====== Dataset excerpts ======

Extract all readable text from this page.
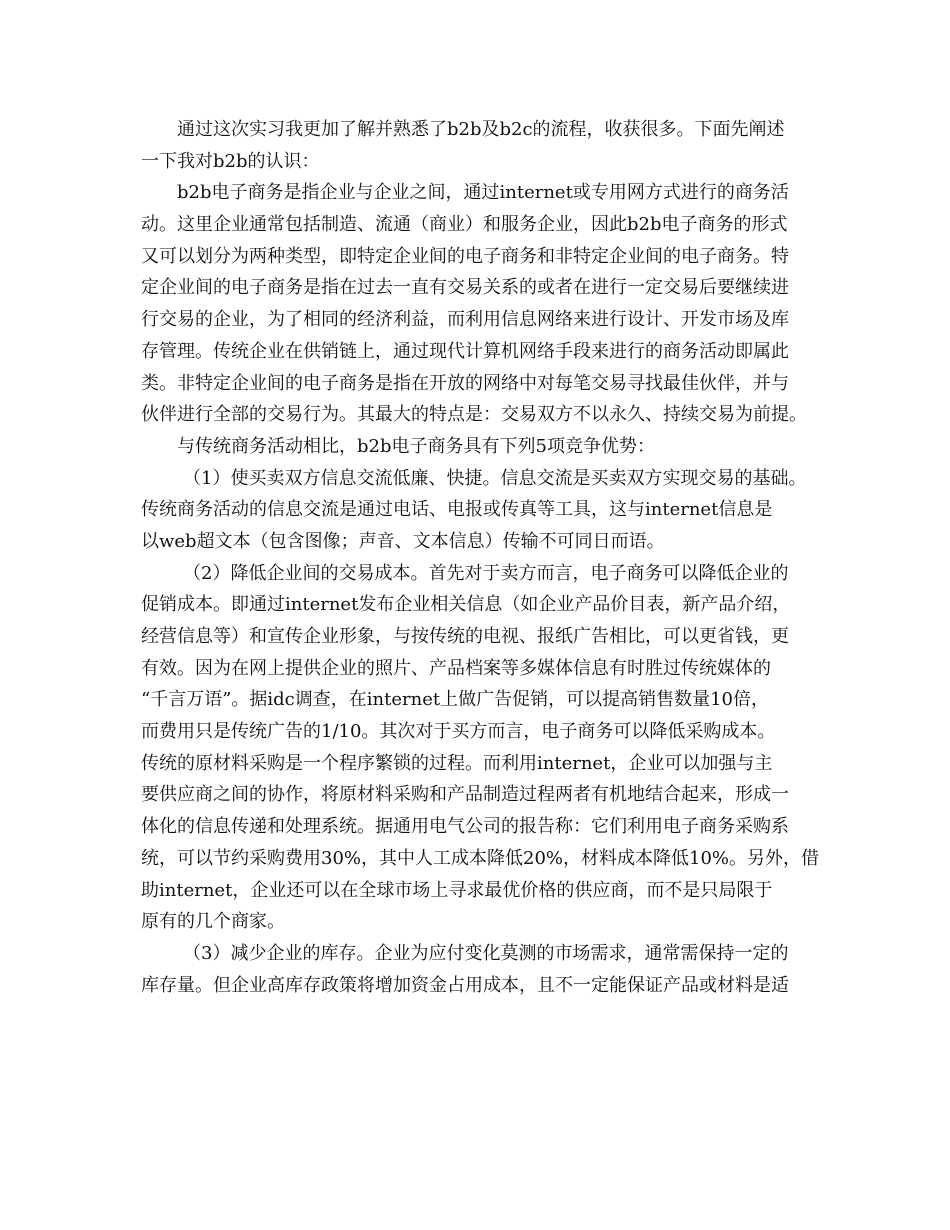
通过这次实习我更加了解并熟悉了b2b及b2c的流程，收获很多。下面先阐述
一下我对b2b的认识：
b2b电子商务是指企业与企业之间，通过internet或专用网方式进行的商务活
动。这里企业通常包括制造、流通（商业）和服务企业，因此b2b电子商务的形式
又可以划分为两种类型，即特定企业间的电子商务和非特定企业间的电子商务。特
定企业间的电子商务是指在过去一直有交易关系的或者在进行一定交易后要继续进
行交易的企业，为了相同的经济利益，而利用信息网络来进行设计、开发市场及库
存管理。传统企业在供销链上，通过现代计算机网络手段来进行的商务活动即属此
类。非特定企业间的电子商务是指在开放的网络中对每笔交易寻找最佳伙伴，并与
伙伴进行全部的交易行为。其最大的特点是：交易双方不以永久、持续交易为前提。
与传统商务活动相比，b2b电子商务具有下列5项竞争优势：
（1）使买卖双方信息交流低廉、快捷。信息交流是买卖双方实现交易的基础。
传统商务活动的信息交流是通过电话、电报或传真等工具，这与internet信息是
以web超文本（包含图像；声音、文本信息）传输不可同日而语。
（2）降低企业间的交易成本。首先对于卖方而言，电子商务可以降低企业的
促销成本。即通过internet发布企业相关信息（如企业产品价目表，新产品介绍，
经营信息等）和宣传企业形象，与按传统的电视、报纸广告相比，可以更省钱，更
有效。因为在网上提供企业的照片、产品档案等多媒体信息有时胜过传统媒体的
“千言万语”。据idc调查，在internet上做广告促销，可以提高销售数量10倍，
而费用只是传统广告的1/10。其次对于买方而言，电子商务可以降低采购成本。
传统的原材料采购是一个程序繁锁的过程。而利用internet，企业可以加强与主
要供应商之间的协作，将原材料采购和产品制造过程两者有机地结合起来，形成一
体化的信息传递和处理系统。据通用电气公司的报告称：它们利用电子商务采购系
统，可以节约采购费用30%，其中人工成本降低20%，材料成本降低10%。另外，借
助internet，企业还可以在全球市场上寻求最优价格的供应商，而不是只局限于
原有的几个商家。
（3）减少企业的库存。企业为应付变化莫测的市场需求，通常需保持一定的
库存量。但企业高库存政策将增加资金占用成本，且不一定能保证产品或材料是适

======

The request
From the listing above, print every entry precisely and drop the pictures.

Exercise output
Extract all readable text from this page.
通过这次实习我更加了解并熟悉了b2b及b2c的流程，收获很多。下面先阐述
一下我对b2b的认识：
b2b电子商务是指企业与企业之间，通过internet或专用网方式进行的商务活
动。这里企业通常包括制造、流通（商业）和服务企业，因此b2b电子商务的形式
又可以划分为两种类型，即特定企业间的电子商务和非特定企业间的电子商务。特
定企业间的电子商务是指在过去一直有交易关系的或者在进行一定交易后要继续进
行交易的企业，为了相同的经济利益，而利用信息网络来进行设计、开发市场及库
存管理。传统企业在供销链上，通过现代计算机网络手段来进行的商务活动即属此
类。非特定企业间的电子商务是指在开放的网络中对每笔交易寻找最佳伙伴，并与
伙伴进行全部的交易行为。其最大的特点是：交易双方不以永久、持续交易为前提。
与传统商务活动相比，b2b电子商务具有下列5项竞争优势：
（1）使买卖双方信息交流低廉、快捷。信息交流是买卖双方实现交易的基础。
传统商务活动的信息交流是通过电话、电报或传真等工具，这与internet信息是
以web超文本（包含图像；声音、文本信息）传输不可同日而语。
（2）降低企业间的交易成本。首先对于卖方而言，电子商务可以降低企业的
促销成本。即通过internet发布企业相关信息（如企业产品价目表，新产品介绍，
经营信息等）和宣传企业形象，与按传统的电视、报纸广告相比，可以更省钱，更
有效。因为在网上提供企业的照片、产品档案等多媒体信息有时胜过传统媒体的
“千言万语”。据idc调查，在internet上做广告促销，可以提高销售数量10倍，
而费用只是传统广告的1/10。其次对于买方而言，电子商务可以降低采购成本。
传统的原材料采购是一个程序繁锁的过程。而利用internet，企业可以加强与主
要供应商之间的协作，将原材料采购和产品制造过程两者有机地结合起来，形成一
体化的信息传递和处理系统。据通用电气公司的报告称：它们利用电子商务采购系
统，可以节约采购费用30%，其中人工成本降低20%，材料成本降低10%。另外，借
助internet，企业还可以在全球市场上寻求最优价格的供应商，而不是只局限于
原有的几个商家。
（3）减少企业的库存。企业为应付变化莫测的市场需求，通常需保持一定的
库存量。但企业高库存政策将增加资金占用成本，且不一定能保证产品或材料是适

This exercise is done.